Work instructions - Find the lines that hold the word "xlabel" and return them.

· · · ·

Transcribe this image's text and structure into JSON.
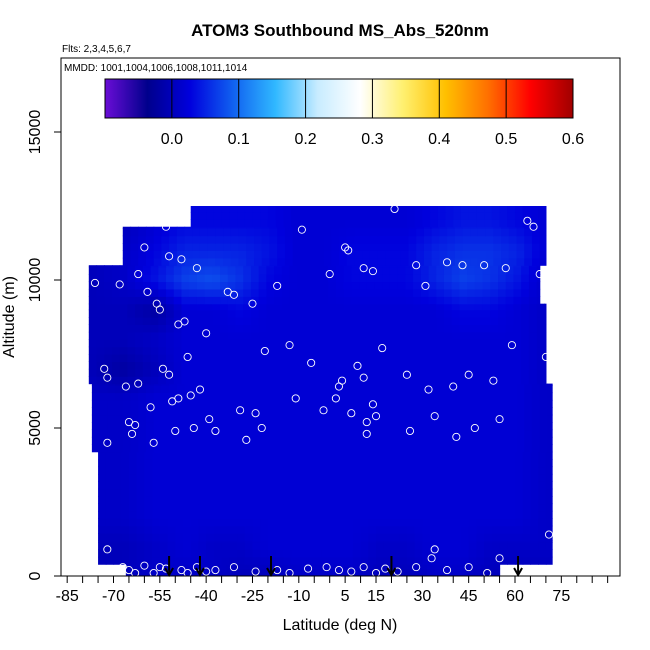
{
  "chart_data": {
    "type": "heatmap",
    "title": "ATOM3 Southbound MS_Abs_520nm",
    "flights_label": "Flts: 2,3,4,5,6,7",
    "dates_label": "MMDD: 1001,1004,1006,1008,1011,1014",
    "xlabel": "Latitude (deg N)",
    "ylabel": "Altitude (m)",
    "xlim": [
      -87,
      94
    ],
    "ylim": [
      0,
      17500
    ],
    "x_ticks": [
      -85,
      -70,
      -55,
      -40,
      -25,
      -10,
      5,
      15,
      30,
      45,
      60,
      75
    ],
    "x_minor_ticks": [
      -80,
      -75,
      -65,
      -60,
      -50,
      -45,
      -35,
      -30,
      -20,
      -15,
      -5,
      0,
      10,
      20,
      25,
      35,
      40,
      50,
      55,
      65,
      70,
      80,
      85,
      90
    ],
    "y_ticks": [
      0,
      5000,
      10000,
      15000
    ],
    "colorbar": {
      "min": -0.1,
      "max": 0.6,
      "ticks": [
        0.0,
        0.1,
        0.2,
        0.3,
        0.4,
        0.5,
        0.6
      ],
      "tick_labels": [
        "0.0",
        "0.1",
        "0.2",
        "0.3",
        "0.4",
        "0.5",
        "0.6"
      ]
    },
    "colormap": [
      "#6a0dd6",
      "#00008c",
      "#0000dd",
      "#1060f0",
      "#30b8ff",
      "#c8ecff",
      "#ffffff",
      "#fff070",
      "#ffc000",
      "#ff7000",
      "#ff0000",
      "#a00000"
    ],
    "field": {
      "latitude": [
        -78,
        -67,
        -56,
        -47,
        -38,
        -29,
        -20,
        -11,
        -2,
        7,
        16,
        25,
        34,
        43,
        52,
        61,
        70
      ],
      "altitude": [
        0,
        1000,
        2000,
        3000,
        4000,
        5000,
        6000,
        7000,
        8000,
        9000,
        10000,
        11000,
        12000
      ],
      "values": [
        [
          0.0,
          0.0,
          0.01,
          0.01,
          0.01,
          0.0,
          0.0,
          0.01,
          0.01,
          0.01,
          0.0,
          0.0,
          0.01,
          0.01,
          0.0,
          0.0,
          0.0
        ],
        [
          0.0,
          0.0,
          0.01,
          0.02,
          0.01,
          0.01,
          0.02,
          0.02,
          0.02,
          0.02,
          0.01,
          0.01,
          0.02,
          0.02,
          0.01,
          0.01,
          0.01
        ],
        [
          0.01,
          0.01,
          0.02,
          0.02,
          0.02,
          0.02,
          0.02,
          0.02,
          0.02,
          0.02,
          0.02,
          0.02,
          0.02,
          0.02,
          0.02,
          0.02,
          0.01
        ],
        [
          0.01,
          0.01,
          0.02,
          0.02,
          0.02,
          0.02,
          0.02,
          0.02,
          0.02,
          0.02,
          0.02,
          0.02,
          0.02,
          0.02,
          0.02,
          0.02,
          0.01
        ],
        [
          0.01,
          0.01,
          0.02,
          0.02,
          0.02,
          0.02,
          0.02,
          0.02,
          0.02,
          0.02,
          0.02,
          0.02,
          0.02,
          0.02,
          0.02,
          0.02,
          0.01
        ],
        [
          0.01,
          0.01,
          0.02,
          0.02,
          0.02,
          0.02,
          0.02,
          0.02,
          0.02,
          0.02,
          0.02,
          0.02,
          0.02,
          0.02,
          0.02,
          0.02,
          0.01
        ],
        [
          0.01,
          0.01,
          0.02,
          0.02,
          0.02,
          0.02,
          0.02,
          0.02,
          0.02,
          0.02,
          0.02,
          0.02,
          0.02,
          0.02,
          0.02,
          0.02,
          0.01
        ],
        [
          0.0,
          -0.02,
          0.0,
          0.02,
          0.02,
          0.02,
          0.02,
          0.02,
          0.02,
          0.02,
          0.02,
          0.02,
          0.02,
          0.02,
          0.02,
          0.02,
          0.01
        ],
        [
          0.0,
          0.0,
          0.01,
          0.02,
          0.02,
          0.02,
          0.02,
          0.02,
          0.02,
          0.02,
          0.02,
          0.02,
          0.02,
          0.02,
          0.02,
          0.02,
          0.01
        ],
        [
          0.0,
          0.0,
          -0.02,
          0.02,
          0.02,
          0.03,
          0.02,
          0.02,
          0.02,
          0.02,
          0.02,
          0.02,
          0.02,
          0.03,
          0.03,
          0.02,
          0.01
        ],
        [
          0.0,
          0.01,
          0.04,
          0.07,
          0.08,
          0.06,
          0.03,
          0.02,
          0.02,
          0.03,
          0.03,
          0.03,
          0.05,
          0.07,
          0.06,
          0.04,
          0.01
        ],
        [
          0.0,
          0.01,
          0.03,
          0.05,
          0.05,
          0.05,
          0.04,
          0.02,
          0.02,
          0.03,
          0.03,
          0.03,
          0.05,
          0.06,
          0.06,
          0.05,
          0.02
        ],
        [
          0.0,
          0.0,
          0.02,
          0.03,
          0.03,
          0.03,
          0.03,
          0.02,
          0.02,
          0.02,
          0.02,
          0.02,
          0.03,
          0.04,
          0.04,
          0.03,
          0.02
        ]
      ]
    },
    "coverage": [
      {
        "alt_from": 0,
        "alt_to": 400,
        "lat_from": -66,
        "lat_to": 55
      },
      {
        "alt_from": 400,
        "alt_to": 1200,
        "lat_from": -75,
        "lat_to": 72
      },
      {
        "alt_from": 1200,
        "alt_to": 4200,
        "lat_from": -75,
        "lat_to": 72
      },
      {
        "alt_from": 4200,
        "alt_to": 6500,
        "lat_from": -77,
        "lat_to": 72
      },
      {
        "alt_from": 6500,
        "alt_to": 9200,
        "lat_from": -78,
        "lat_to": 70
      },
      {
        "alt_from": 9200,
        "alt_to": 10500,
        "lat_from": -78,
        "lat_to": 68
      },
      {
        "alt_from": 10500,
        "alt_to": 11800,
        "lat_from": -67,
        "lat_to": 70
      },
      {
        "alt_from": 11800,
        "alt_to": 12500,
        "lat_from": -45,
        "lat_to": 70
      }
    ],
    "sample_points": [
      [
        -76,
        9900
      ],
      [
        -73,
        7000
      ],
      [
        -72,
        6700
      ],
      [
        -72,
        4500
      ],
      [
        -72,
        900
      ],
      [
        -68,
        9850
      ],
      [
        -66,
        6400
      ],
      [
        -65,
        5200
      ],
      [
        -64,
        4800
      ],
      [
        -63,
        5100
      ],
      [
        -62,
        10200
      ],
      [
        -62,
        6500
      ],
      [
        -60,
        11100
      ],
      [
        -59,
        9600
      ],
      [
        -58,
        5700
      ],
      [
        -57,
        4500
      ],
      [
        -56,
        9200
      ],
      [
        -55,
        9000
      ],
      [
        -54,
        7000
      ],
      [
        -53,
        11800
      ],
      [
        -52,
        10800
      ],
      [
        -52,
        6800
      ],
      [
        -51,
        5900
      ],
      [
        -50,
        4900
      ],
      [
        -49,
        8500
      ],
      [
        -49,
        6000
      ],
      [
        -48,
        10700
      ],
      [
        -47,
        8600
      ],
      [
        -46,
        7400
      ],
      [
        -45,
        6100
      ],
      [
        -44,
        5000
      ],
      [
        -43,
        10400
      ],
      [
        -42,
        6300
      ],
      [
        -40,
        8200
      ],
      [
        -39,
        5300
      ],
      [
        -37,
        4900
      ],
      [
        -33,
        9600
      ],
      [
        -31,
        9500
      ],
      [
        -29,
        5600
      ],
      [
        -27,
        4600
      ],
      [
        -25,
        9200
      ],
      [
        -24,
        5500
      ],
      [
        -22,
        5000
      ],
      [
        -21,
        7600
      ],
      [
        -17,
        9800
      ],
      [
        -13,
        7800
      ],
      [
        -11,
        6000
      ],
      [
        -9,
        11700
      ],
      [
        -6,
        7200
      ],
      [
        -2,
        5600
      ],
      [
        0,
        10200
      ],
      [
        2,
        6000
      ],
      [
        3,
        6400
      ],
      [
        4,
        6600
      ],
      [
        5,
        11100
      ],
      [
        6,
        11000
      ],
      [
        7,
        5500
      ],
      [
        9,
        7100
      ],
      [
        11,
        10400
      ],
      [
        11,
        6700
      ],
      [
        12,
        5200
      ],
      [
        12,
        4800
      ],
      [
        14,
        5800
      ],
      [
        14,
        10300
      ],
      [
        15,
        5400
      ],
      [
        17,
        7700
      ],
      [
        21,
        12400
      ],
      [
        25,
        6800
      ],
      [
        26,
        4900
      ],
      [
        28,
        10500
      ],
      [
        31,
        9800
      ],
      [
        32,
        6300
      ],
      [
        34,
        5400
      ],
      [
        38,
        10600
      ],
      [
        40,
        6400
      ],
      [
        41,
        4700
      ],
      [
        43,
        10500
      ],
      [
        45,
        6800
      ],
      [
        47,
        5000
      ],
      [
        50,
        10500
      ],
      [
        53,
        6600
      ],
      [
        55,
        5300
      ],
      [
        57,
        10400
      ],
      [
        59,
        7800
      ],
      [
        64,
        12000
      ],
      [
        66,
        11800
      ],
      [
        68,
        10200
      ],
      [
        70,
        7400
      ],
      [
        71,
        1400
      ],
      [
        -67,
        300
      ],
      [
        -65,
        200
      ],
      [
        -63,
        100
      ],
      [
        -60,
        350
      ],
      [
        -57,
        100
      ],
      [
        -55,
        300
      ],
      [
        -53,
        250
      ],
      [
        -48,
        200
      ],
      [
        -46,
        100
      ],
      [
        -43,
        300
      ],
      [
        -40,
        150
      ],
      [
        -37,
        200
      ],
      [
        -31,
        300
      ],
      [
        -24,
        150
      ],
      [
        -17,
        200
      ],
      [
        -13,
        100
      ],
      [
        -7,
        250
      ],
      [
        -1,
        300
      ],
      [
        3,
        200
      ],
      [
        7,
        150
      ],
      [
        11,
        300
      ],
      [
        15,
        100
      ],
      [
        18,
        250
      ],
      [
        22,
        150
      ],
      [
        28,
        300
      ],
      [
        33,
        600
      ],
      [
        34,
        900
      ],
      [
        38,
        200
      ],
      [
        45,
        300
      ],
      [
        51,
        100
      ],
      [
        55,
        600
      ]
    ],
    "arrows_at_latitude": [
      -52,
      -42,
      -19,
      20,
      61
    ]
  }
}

· · · ·

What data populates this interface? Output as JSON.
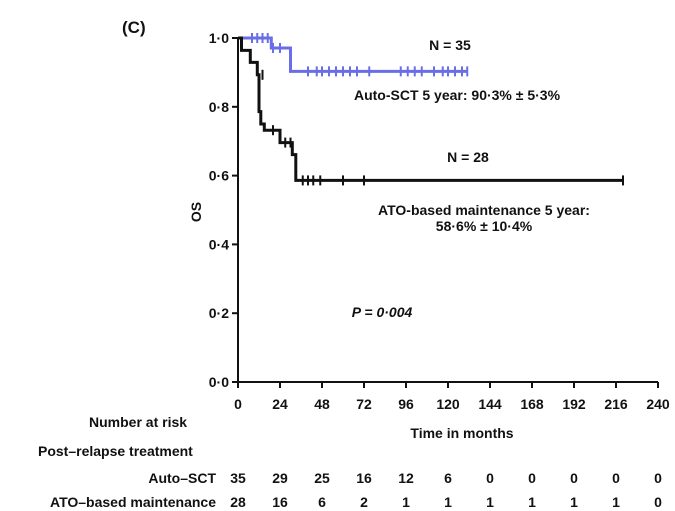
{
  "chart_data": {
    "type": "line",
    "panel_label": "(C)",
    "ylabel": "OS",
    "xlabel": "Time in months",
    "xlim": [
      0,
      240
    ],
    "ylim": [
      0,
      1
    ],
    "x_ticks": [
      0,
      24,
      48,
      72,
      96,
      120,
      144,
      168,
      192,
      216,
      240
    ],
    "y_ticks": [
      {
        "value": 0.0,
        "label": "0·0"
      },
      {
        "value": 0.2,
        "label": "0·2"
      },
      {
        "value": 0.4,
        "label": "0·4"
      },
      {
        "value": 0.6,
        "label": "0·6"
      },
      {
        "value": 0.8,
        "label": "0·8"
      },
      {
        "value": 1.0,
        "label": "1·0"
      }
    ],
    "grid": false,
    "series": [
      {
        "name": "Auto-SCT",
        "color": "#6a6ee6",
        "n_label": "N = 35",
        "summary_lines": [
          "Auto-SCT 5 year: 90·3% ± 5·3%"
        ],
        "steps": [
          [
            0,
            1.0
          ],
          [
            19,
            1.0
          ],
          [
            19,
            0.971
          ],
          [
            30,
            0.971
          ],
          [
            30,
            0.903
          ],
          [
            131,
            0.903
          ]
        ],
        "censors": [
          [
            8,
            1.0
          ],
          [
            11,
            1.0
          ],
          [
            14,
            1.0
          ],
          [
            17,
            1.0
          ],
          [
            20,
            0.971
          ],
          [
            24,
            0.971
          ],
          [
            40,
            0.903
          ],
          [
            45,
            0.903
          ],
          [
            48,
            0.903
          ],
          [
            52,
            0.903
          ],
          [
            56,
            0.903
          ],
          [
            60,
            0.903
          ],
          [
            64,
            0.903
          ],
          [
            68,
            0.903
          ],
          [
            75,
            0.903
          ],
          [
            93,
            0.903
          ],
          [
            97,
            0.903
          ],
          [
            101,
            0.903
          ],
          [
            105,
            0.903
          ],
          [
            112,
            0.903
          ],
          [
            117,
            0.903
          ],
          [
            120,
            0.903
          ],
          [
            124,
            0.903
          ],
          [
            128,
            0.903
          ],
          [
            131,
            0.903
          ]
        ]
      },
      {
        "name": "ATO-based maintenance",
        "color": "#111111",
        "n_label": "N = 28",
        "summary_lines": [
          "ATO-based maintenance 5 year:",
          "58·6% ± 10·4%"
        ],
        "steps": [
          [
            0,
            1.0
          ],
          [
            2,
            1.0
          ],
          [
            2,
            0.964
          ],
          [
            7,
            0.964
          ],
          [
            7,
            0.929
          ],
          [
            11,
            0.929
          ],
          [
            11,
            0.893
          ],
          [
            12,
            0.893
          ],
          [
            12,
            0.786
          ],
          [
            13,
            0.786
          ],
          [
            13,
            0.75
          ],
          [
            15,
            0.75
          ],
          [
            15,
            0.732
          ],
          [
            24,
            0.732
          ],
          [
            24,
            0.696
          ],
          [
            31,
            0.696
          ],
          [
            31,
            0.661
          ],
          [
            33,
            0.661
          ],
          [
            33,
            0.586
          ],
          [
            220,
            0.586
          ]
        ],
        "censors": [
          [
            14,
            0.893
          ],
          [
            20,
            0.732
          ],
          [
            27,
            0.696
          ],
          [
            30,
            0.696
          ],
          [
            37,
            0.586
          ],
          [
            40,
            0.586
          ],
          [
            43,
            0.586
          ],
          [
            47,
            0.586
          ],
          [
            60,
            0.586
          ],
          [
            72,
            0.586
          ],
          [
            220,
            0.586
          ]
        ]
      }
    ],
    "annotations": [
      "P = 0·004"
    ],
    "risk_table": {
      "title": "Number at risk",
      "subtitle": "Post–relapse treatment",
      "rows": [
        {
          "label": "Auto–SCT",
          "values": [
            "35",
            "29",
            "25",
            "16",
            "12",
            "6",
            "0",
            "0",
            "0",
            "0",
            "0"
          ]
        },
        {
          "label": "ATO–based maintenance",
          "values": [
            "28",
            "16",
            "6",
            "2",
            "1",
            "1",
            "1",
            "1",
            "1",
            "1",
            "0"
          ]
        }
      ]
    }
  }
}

· · · ·

Response below -
    "xlabel": "Latitude (deg N)",
    "xlabel": "Time in months",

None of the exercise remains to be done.